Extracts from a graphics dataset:
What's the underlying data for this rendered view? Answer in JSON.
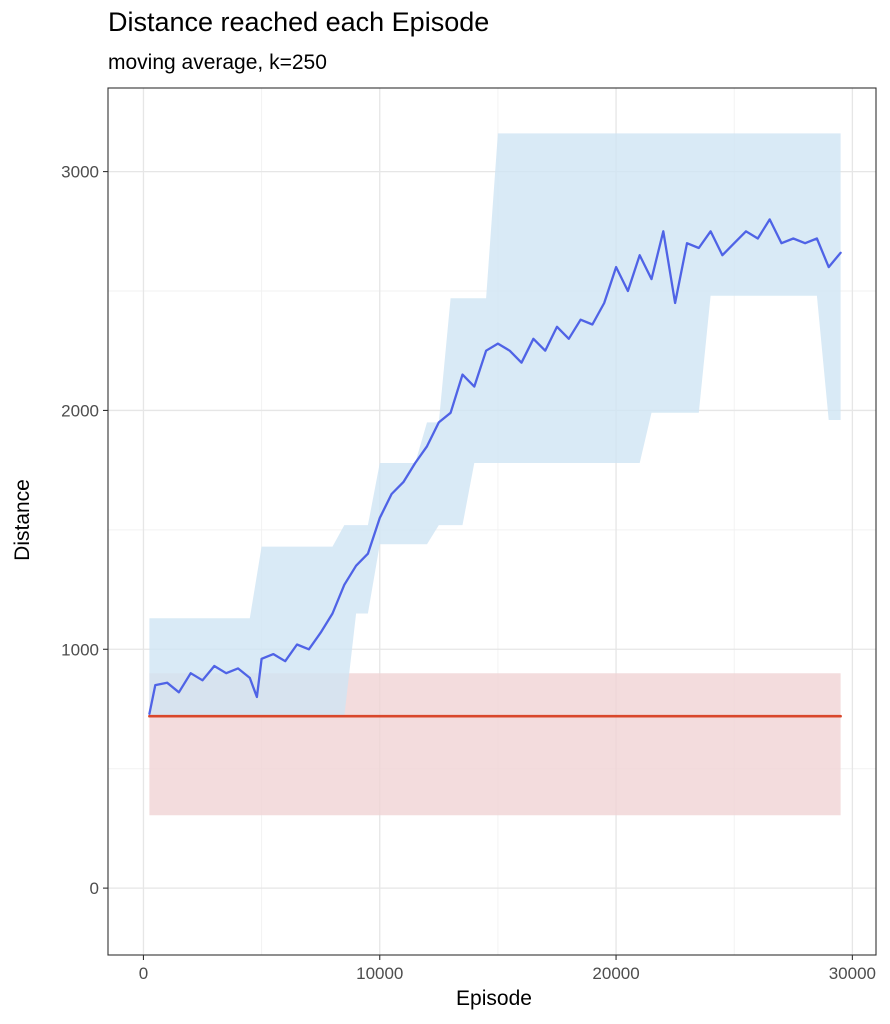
{
  "chart_data": {
    "type": "line",
    "title": "Distance reached each Episode",
    "subtitle": "moving average, k=250",
    "xlabel": "Episode",
    "ylabel": "Distance",
    "xlim": [
      -1500,
      31000
    ],
    "ylim": [
      -280,
      3350
    ],
    "x_ticks": [
      0,
      10000,
      20000,
      30000
    ],
    "x_tick_labels": [
      "0",
      "10000",
      "20000",
      "30000"
    ],
    "y_ticks": [
      0,
      1000,
      2000,
      3000
    ],
    "y_tick_labels": [
      "0",
      "1000",
      "2000",
      "3000"
    ],
    "grid": true,
    "colors": {
      "agent_line": "#4f63e6",
      "agent_band": "#cfe5f4",
      "baseline_line": "#d9472b",
      "baseline_band": "#f0d3d4",
      "panel_border": "#333333",
      "grid_major": "#e6e6e6",
      "grid_minor": "#f2f2f2"
    },
    "series": [
      {
        "role": "agent_moving_average",
        "x": [
          250,
          500,
          1000,
          1500,
          2000,
          2500,
          3000,
          3500,
          4000,
          4500,
          4800,
          5000,
          5500,
          6000,
          6500,
          7000,
          7500,
          8000,
          8500,
          9000,
          9500,
          10000,
          10500,
          11000,
          11500,
          12000,
          12500,
          13000,
          13500,
          14000,
          14500,
          15000,
          15500,
          16000,
          16500,
          17000,
          17500,
          18000,
          18500,
          19000,
          19500,
          20000,
          20500,
          21000,
          21500,
          22000,
          22500,
          23000,
          23500,
          24000,
          24500,
          25000,
          25500,
          26000,
          26500,
          27000,
          27500,
          28000,
          28500,
          29000,
          29500
        ],
        "y": [
          730,
          850,
          860,
          820,
          900,
          870,
          930,
          900,
          920,
          880,
          800,
          960,
          980,
          950,
          1020,
          1000,
          1070,
          1150,
          1270,
          1350,
          1400,
          1550,
          1650,
          1700,
          1780,
          1850,
          1950,
          1990,
          2150,
          2100,
          2250,
          2280,
          2250,
          2200,
          2300,
          2250,
          2350,
          2300,
          2380,
          2360,
          2450,
          2600,
          2500,
          2650,
          2550,
          2750,
          2450,
          2700,
          2680,
          2750,
          2650,
          2700,
          2750,
          2720,
          2800,
          2700,
          2720,
          2700,
          2720,
          2600,
          2660
        ]
      },
      {
        "role": "agent_range_band",
        "x": [
          250,
          500,
          1000,
          1500,
          2000,
          2500,
          3000,
          3500,
          4000,
          4500,
          5000,
          5500,
          6000,
          6500,
          7000,
          7500,
          8000,
          8500,
          9000,
          9500,
          10000,
          10500,
          11000,
          11500,
          12000,
          12500,
          13000,
          13500,
          14000,
          14500,
          15000,
          15500,
          16000,
          16500,
          17000,
          17500,
          18000,
          18500,
          19000,
          19500,
          20000,
          20500,
          21000,
          21500,
          22000,
          22500,
          23000,
          23500,
          24000,
          24500,
          25000,
          25500,
          26000,
          26500,
          27000,
          27500,
          28000,
          28500,
          29000,
          29500
        ],
        "ymin": [
          720,
          720,
          720,
          720,
          720,
          720,
          720,
          720,
          720,
          720,
          720,
          720,
          720,
          720,
          720,
          720,
          720,
          720,
          1150,
          1150,
          1440,
          1440,
          1440,
          1440,
          1440,
          1520,
          1520,
          1520,
          1780,
          1780,
          1780,
          1780,
          1780,
          1780,
          1780,
          1780,
          1780,
          1780,
          1780,
          1780,
          1780,
          1780,
          1780,
          1990,
          1990,
          1990,
          1990,
          1990,
          2480,
          2480,
          2480,
          2480,
          2480,
          2480,
          2480,
          2480,
          2480,
          2480,
          1960,
          1960
        ],
        "ymax": [
          1130,
          1130,
          1130,
          1130,
          1130,
          1130,
          1130,
          1130,
          1130,
          1130,
          1430,
          1430,
          1430,
          1430,
          1430,
          1430,
          1430,
          1520,
          1520,
          1520,
          1780,
          1780,
          1780,
          1780,
          1950,
          1950,
          2470,
          2470,
          2470,
          2470,
          3160,
          3160,
          3160,
          3160,
          3160,
          3160,
          3160,
          3160,
          3160,
          3160,
          3160,
          3160,
          3160,
          3160,
          3160,
          3160,
          3160,
          3160,
          3160,
          3160,
          3160,
          3160,
          3160,
          3160,
          3160,
          3160,
          3160,
          3160,
          3160,
          3160
        ]
      },
      {
        "role": "baseline_moving_average",
        "x": [
          250,
          29500
        ],
        "y": [
          720,
          720
        ]
      },
      {
        "role": "baseline_range_band",
        "x": [
          250,
          29500
        ],
        "ymin": [
          305,
          305
        ],
        "ymax": [
          900,
          900
        ]
      }
    ]
  }
}
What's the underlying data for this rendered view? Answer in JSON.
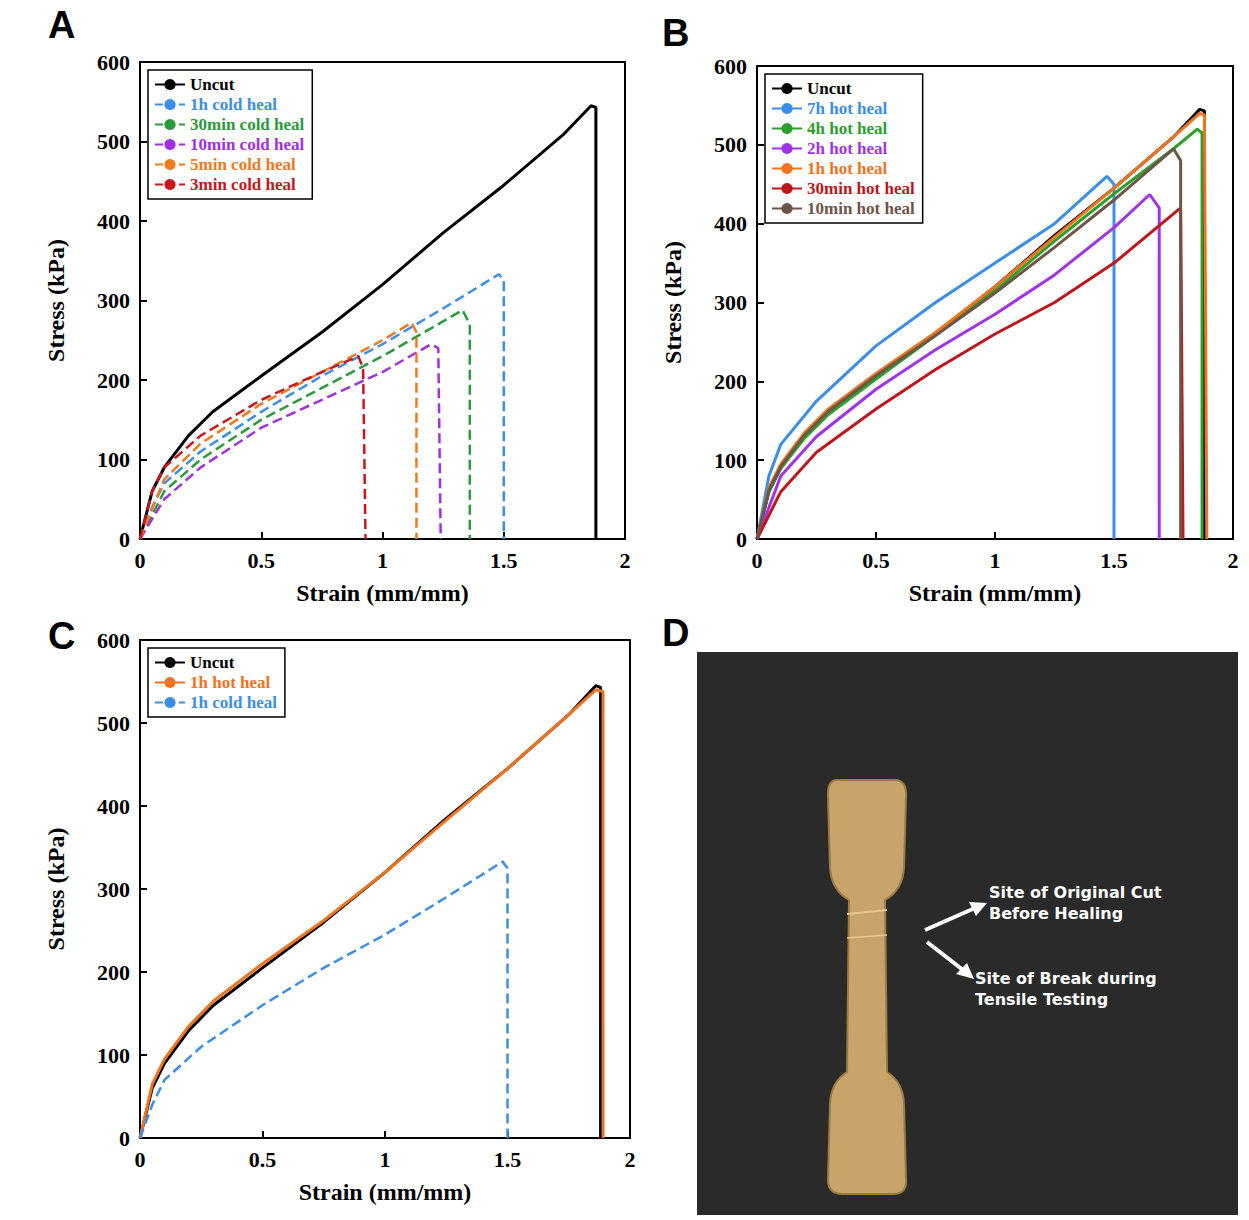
{
  "chart_data": [
    {
      "panel": "A",
      "type": "line",
      "x_label": "Strain (mm/mm)",
      "y_label": "Stress (kPa)",
      "xlim": [
        0,
        2
      ],
      "ylim": [
        0,
        600
      ],
      "xticks": [
        0,
        0.5,
        1,
        1.5,
        2
      ],
      "yticks": [
        0,
        100,
        200,
        300,
        400,
        500,
        600
      ],
      "grid": false,
      "legend": "top-left",
      "series": [
        {
          "name": "Uncut",
          "color": "#000000",
          "line_style": "solid",
          "x": [
            0,
            0.05,
            0.1,
            0.2,
            0.3,
            0.5,
            0.75,
            1.0,
            1.25,
            1.5,
            1.75,
            1.86,
            1.88,
            1.88
          ],
          "values": [
            0,
            60,
            90,
            130,
            160,
            205,
            260,
            320,
            385,
            445,
            510,
            545,
            543,
            0
          ]
        },
        {
          "name": "1h cold heal",
          "color": "#3d8ee6",
          "line_style": "dashed",
          "x": [
            0,
            0.05,
            0.1,
            0.25,
            0.5,
            0.75,
            1.0,
            1.25,
            1.48,
            1.5,
            1.5
          ],
          "values": [
            0,
            40,
            70,
            110,
            160,
            205,
            245,
            290,
            333,
            325,
            0
          ]
        },
        {
          "name": "30min cold heal",
          "color": "#2b9a3c",
          "line_style": "dashed",
          "x": [
            0,
            0.1,
            0.25,
            0.5,
            0.75,
            1.0,
            1.2,
            1.33,
            1.36,
            1.36
          ],
          "values": [
            0,
            60,
            100,
            150,
            190,
            230,
            265,
            288,
            270,
            0
          ]
        },
        {
          "name": "10min cold heal",
          "color": "#a030e0",
          "line_style": "dashed",
          "x": [
            0,
            0.1,
            0.25,
            0.5,
            0.75,
            1.0,
            1.2,
            1.23,
            1.24
          ],
          "values": [
            0,
            50,
            90,
            140,
            175,
            210,
            245,
            240,
            0
          ]
        },
        {
          "name": "5min cold heal",
          "color": "#f07a1e",
          "line_style": "dashed",
          "x": [
            0,
            0.1,
            0.25,
            0.5,
            0.75,
            1.0,
            1.12,
            1.14,
            1.14
          ],
          "values": [
            0,
            75,
            120,
            170,
            210,
            250,
            272,
            260,
            0
          ]
        },
        {
          "name": "3min cold heal",
          "color": "#c8161d",
          "line_style": "dashed",
          "x": [
            0,
            0.05,
            0.1,
            0.25,
            0.5,
            0.75,
            0.9,
            0.92,
            0.93
          ],
          "values": [
            0,
            60,
            90,
            130,
            175,
            210,
            230,
            215,
            0
          ]
        }
      ]
    },
    {
      "panel": "B",
      "type": "line",
      "x_label": "Strain (mm/mm)",
      "y_label": "Stress (kPa)",
      "xlim": [
        0,
        2
      ],
      "ylim": [
        0,
        600
      ],
      "xticks": [
        0,
        0.5,
        1,
        1.5,
        2
      ],
      "yticks": [
        0,
        100,
        200,
        300,
        400,
        500,
        600
      ],
      "grid": false,
      "legend": "top-left",
      "series": [
        {
          "name": "Uncut",
          "color": "#000000",
          "line_style": "solid",
          "x": [
            0,
            0.05,
            0.1,
            0.2,
            0.3,
            0.5,
            0.75,
            1.0,
            1.25,
            1.5,
            1.75,
            1.86,
            1.88,
            1.88
          ],
          "values": [
            0,
            60,
            90,
            130,
            160,
            205,
            260,
            320,
            385,
            445,
            510,
            545,
            543,
            0
          ]
        },
        {
          "name": "7h hot heal",
          "color": "#3b8ee8",
          "line_style": "solid",
          "x": [
            0,
            0.05,
            0.1,
            0.25,
            0.5,
            0.75,
            1.0,
            1.25,
            1.47,
            1.5,
            1.5
          ],
          "values": [
            0,
            80,
            120,
            175,
            245,
            300,
            350,
            400,
            460,
            450,
            0
          ]
        },
        {
          "name": "4h hot heal",
          "color": "#2ca02c",
          "line_style": "solid",
          "x": [
            0,
            0.05,
            0.1,
            0.2,
            0.3,
            0.5,
            0.75,
            1.0,
            1.25,
            1.5,
            1.75,
            1.85,
            1.87,
            1.87
          ],
          "values": [
            0,
            60,
            90,
            128,
            158,
            203,
            258,
            315,
            378,
            438,
            495,
            520,
            515,
            0
          ]
        },
        {
          "name": "2h hot heal",
          "color": "#a033e8",
          "line_style": "solid",
          "x": [
            0,
            0.1,
            0.25,
            0.5,
            0.75,
            1.0,
            1.25,
            1.5,
            1.65,
            1.69,
            1.69
          ],
          "values": [
            0,
            80,
            130,
            190,
            240,
            285,
            335,
            395,
            437,
            420,
            0
          ]
        },
        {
          "name": "1h hot heal",
          "color": "#f0731e",
          "line_style": "solid",
          "x": [
            0,
            0.05,
            0.1,
            0.2,
            0.3,
            0.5,
            0.75,
            1.0,
            1.25,
            1.5,
            1.75,
            1.86,
            1.88,
            1.89
          ],
          "values": [
            0,
            65,
            95,
            135,
            165,
            210,
            262,
            320,
            383,
            445,
            510,
            540,
            538,
            0
          ]
        },
        {
          "name": "30min hot heal",
          "color": "#c0161b",
          "line_style": "solid",
          "x": [
            0,
            0.1,
            0.25,
            0.5,
            0.75,
            1.0,
            1.25,
            1.5,
            1.78,
            1.79
          ],
          "values": [
            0,
            60,
            110,
            165,
            215,
            260,
            300,
            350,
            420,
            0
          ]
        },
        {
          "name": "10min hot heal",
          "color": "#6d5549",
          "line_style": "solid",
          "x": [
            0,
            0.05,
            0.1,
            0.2,
            0.3,
            0.5,
            0.75,
            1.0,
            1.25,
            1.5,
            1.75,
            1.78,
            1.78
          ],
          "values": [
            0,
            62,
            92,
            132,
            162,
            207,
            258,
            312,
            370,
            430,
            495,
            480,
            0
          ]
        }
      ]
    },
    {
      "panel": "C",
      "type": "line",
      "x_label": "Strain (mm/mm)",
      "y_label": "Stress (kPa)",
      "xlim": [
        0,
        2
      ],
      "ylim": [
        0,
        600
      ],
      "xticks": [
        0,
        0.5,
        1,
        1.5,
        2
      ],
      "yticks": [
        0,
        100,
        200,
        300,
        400,
        500,
        600
      ],
      "grid": false,
      "legend": "top-left",
      "series": [
        {
          "name": "Uncut",
          "color": "#000000",
          "line_style": "solid",
          "x": [
            0,
            0.05,
            0.1,
            0.2,
            0.3,
            0.5,
            0.75,
            1.0,
            1.25,
            1.5,
            1.75,
            1.86,
            1.88,
            1.88
          ],
          "values": [
            0,
            60,
            90,
            130,
            160,
            205,
            260,
            320,
            385,
            445,
            510,
            545,
            543,
            0
          ]
        },
        {
          "name": "1h hot heal",
          "color": "#f0731e",
          "line_style": "solid",
          "x": [
            0,
            0.05,
            0.1,
            0.2,
            0.3,
            0.5,
            0.75,
            1.0,
            1.25,
            1.5,
            1.75,
            1.86,
            1.89,
            1.89
          ],
          "values": [
            0,
            65,
            95,
            135,
            165,
            210,
            262,
            320,
            383,
            445,
            510,
            540,
            538,
            0
          ]
        },
        {
          "name": "1h cold heal",
          "color": "#3d8ee6",
          "line_style": "dashed",
          "x": [
            0,
            0.05,
            0.1,
            0.25,
            0.5,
            0.75,
            1.0,
            1.25,
            1.48,
            1.5,
            1.5
          ],
          "values": [
            0,
            40,
            70,
            110,
            160,
            205,
            245,
            290,
            333,
            325,
            0
          ]
        }
      ]
    }
  ],
  "photo": {
    "panel": "D",
    "annotations": [
      "Site of Original Cut Before Healing",
      "Site of Break during Tensile Testing"
    ]
  }
}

(INSTRUCTION): Select all lines with the word "role" from the entries above.

(WORKED ANSWER):
        "role": "agent_moving_average",
        "role": "agent_range_band",
        "role": "baseline_moving_average",
        "role": "baseline_range_band",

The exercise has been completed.